## Dataset extract:
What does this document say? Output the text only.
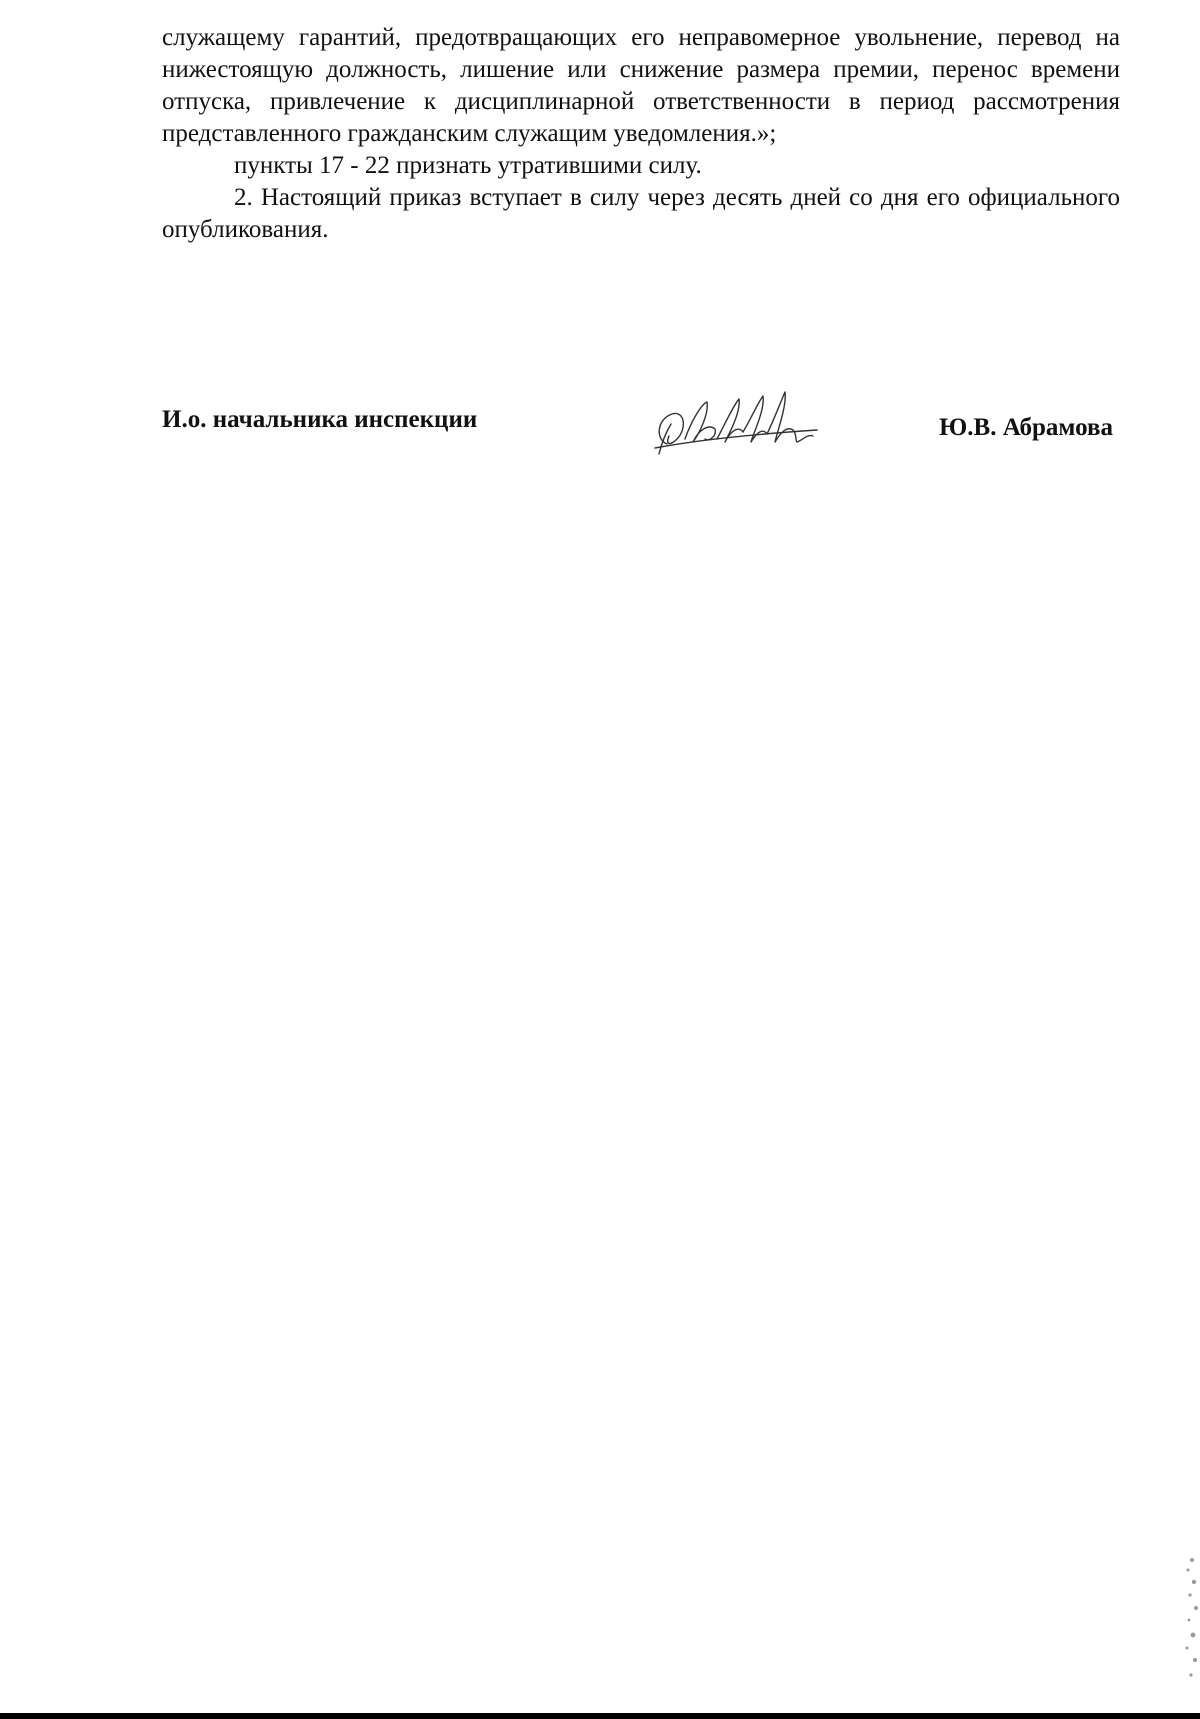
служащему гарантий, предотвращающих его неправомерное увольнение, перевод на нижестоящую должность, лишение или снижение размера премии, перенос времени отпуска, привлечение к дисциплинарной ответственности в период рассмотрения представленного гражданским служащим уведомления.»;

пункты 17 - 22 признать утратившими силу.

2. Настоящий приказ вступает в силу через десять дней со дня его официального опубликования.

И.о. начальника инспекции	Ю.В. Абрамова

## Description of the task:
Your task is to return the entries above exactly, with no pictures.

## Exercise result:
What does this document say? Output the text only.
служащему гарантий, предотвращающих его неправомерное увольнение, перевод на нижестоящую должность, лишение или снижение размера премии, перенос времени отпуска, привлечение к дисциплинарной ответственности в период рассмотрения представленного гражданским служащим уведомления.»;

пункты 17 - 22 признать утратившими силу.

2. Настоящий приказ вступает в силу через десять дней со дня его официального опубликования.

И.о. начальника инспекции	Ю.В. Абрамова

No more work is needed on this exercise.